### WHAT YOU SHOULD DO
What follows is a listing; give it again exactly, in its entirety.

### MATERIAL TO PROCESS
_ _ _ _ _

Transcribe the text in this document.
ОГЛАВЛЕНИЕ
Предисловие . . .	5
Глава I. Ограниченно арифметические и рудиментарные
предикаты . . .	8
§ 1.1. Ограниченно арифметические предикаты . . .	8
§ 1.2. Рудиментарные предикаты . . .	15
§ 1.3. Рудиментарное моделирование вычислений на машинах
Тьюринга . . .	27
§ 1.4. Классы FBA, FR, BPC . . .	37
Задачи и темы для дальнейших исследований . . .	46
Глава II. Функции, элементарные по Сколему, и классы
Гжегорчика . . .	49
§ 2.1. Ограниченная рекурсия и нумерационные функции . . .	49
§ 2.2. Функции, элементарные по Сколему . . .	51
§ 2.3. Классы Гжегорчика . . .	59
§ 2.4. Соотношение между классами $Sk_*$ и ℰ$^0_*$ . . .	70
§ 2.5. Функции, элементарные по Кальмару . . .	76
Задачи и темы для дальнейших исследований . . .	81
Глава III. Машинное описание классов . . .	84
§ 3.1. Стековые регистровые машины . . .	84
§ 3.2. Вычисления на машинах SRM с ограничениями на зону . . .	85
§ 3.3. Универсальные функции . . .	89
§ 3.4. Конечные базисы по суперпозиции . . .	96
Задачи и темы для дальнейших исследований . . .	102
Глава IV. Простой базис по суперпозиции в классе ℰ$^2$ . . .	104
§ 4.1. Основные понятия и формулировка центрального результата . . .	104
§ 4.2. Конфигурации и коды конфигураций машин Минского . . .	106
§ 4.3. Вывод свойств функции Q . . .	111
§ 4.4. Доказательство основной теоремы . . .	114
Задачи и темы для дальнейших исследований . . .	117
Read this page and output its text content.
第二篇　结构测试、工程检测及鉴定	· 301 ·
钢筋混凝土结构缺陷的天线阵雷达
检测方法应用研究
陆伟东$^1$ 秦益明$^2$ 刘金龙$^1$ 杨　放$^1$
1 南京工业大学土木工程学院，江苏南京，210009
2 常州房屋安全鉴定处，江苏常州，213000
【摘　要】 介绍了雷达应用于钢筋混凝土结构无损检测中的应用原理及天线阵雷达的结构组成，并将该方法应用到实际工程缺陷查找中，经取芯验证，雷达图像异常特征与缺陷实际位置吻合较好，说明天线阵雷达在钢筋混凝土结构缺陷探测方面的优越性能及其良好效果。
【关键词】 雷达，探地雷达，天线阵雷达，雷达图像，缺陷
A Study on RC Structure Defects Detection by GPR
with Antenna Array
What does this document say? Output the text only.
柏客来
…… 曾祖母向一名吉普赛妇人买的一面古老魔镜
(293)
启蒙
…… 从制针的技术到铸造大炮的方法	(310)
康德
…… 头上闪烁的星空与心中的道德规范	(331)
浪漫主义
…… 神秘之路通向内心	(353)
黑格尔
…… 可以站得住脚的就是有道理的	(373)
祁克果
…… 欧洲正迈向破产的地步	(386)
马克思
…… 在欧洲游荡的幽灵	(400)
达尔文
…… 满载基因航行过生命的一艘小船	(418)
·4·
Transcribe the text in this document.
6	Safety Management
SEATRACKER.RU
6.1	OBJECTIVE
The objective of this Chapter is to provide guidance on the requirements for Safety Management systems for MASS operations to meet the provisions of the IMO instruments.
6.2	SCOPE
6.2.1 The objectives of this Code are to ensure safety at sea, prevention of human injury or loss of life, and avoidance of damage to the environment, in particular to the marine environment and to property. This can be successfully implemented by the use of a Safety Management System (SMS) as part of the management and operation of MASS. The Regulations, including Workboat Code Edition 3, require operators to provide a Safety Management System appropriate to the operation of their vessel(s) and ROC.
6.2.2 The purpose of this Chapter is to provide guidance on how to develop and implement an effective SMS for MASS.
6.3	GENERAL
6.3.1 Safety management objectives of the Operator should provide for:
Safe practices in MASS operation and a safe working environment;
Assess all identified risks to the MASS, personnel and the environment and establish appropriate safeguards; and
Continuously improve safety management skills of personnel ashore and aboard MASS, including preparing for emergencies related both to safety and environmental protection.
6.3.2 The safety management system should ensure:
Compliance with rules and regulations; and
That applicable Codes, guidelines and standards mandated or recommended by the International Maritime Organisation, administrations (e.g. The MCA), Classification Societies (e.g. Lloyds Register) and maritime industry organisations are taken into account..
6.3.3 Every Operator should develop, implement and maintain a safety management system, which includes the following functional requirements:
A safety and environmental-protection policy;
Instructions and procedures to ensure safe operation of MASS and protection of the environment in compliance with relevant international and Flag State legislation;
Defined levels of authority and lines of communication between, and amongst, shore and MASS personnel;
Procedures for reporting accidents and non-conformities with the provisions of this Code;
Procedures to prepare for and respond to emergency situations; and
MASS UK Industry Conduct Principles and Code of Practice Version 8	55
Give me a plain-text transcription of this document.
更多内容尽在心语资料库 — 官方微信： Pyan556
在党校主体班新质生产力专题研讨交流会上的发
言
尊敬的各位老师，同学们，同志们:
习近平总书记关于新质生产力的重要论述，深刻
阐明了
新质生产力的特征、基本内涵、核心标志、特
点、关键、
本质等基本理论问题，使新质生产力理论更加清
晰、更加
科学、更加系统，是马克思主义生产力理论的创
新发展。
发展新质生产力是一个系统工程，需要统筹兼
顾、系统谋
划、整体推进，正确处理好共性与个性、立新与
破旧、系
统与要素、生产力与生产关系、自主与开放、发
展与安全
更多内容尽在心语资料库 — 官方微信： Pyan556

_ _ _ _ _

### SOLUTION TO THIS TASK
Transcribe the text in this document.
ОГЛАВЛЕНИЕ
Предисловие . . .	5
Глава I. Ограниченно арифметические и рудиментарные
предикаты . . .	8
§ 1.1. Ограниченно арифметические предикаты . . .	8
§ 1.2. Рудиментарные предикаты . . .	15
§ 1.3. Рудиментарное моделирование вычислений на машинах
Тьюринга . . .	27
§ 1.4. Классы FBA, FR, BPC . . .	37
Задачи и темы для дальнейших исследований . . .	46
Глава II. Функции, элементарные по Сколему, и классы
Гжегорчика . . .	49
§ 2.1. Ограниченная рекурсия и нумерационные функции . . .	49
§ 2.2. Функции, элементарные по Сколему . . .	51
§ 2.3. Классы Гжегорчика . . .	59
§ 2.4. Соотношение между классами $Sk_*$ и ℰ$^0_*$ . . .	70
§ 2.5. Функции, элементарные по Кальмару . . .	76
Задачи и темы для дальнейших исследований . . .	81
Глава III. Машинное описание классов . . .	84
§ 3.1. Стековые регистровые машины . . .	84
§ 3.2. Вычисления на машинах SRM с ограничениями на зону . . .	85
§ 3.3. Универсальные функции . . .	89
§ 3.4. Конечные базисы по суперпозиции . . .	96
Задачи и темы для дальнейших исследований . . .	102
Глава IV. Простой базис по суперпозиции в классе ℰ$^2$ . . .	104
§ 4.1. Основные понятия и формулировка центрального результата . . .	104
§ 4.2. Конфигурации и коды конфигураций машин Минского . . .	106
§ 4.3. Вывод свойств функции Q . . .	111
§ 4.4. Доказательство основной теоремы . . .	114
Задачи и темы для дальнейших исследований . . .	117
Read this page and output its text content.
第二篇　结构测试、工程检测及鉴定	· 301 ·
钢筋混凝土结构缺陷的天线阵雷达
检测方法应用研究
陆伟东$^1$ 秦益明$^2$ 刘金龙$^1$ 杨　放$^1$
1 南京工业大学土木工程学院，江苏南京，210009
2 常州房屋安全鉴定处，江苏常州，213000
【摘　要】 介绍了雷达应用于钢筋混凝土结构无损检测中的应用原理及天线阵雷达的结构组成，并将该方法应用到实际工程缺陷查找中，经取芯验证，雷达图像异常特征与缺陷实际位置吻合较好，说明天线阵雷达在钢筋混凝土结构缺陷探测方面的优越性能及其良好效果。
【关键词】 雷达，探地雷达，天线阵雷达，雷达图像，缺陷
A Study on RC Structure Defects Detection by GPR
with Antenna Array
What does this document say? Output the text only.
柏客来
…… 曾祖母向一名吉普赛妇人买的一面古老魔镜
(293)
启蒙
…… 从制针的技术到铸造大炮的方法	(310)
康德
…… 头上闪烁的星空与心中的道德规范	(331)
浪漫主义
…… 神秘之路通向内心	(353)
黑格尔
…… 可以站得住脚的就是有道理的	(373)
祁克果
…… 欧洲正迈向破产的地步	(386)
马克思
…… 在欧洲游荡的幽灵	(400)
达尔文
…… 满载基因航行过生命的一艘小船	(418)
·4·
Transcribe the text in this document.
6	Safety Management
SEATRACKER.RU
6.1	OBJECTIVE
The objective of this Chapter is to provide guidance on the requirements for Safety Management systems for MASS operations to meet the provisions of the IMO instruments.
6.2	SCOPE
6.2.1 The objectives of this Code are to ensure safety at sea, prevention of human injury or loss of life, and avoidance of damage to the environment, in particular to the marine environment and to property. This can be successfully implemented by the use of a Safety Management System (SMS) as part of the management and operation of MASS. The Regulations, including Workboat Code Edition 3, require operators to provide a Safety Management System appropriate to the operation of their vessel(s) and ROC.
6.2.2 The purpose of this Chapter is to provide guidance on how to develop and implement an effective SMS for MASS.
6.3	GENERAL
6.3.1 Safety management objectives of the Operator should provide for:
Safe practices in MASS operation and a safe working environment;
Assess all identified risks to the MASS, personnel and the environment and establish appropriate safeguards; and
Continuously improve safety management skills of personnel ashore and aboard MASS, including preparing for emergencies related both to safety and environmental protection.
6.3.2 The safety management system should ensure:
Compliance with rules and regulations; and
That applicable Codes, guidelines and standards mandated or recommended by the International Maritime Organisation, administrations (e.g. The MCA), Classification Societies (e.g. Lloyds Register) and maritime industry organisations are taken into account..
6.3.3 Every Operator should develop, implement and maintain a safety management system, which includes the following functional requirements:
A safety and environmental-protection policy;
Instructions and procedures to ensure safe operation of MASS and protection of the environment in compliance with relevant international and Flag State legislation;
Defined levels of authority and lines of communication between, and amongst, shore and MASS personnel;
Procedures for reporting accidents and non-conformities with the provisions of this Code;
Procedures to prepare for and respond to emergency situations; and
MASS UK Industry Conduct Principles and Code of Practice Version 8	55
Give me a plain-text transcription of this document.
更多内容尽在心语资料库 — 官方微信： Pyan556
在党校主体班新质生产力专题研讨交流会上的发
言
尊敬的各位老师，同学们，同志们:
习近平总书记关于新质生产力的重要论述，深刻
阐明了
新质生产力的特征、基本内涵、核心标志、特
点、关键、
本质等基本理论问题，使新质生产力理论更加清
晰、更加
科学、更加系统，是马克思主义生产力理论的创
新发展。
发展新质生产力是一个系统工程，需要统筹兼
顾、系统谋
划、整体推进，正确处理好共性与个性、立新与
破旧、系
统与要素、生产力与生产关系、自主与开放、发
展与安全
更多内容尽在心语资料库 — 官方微信： Pyan556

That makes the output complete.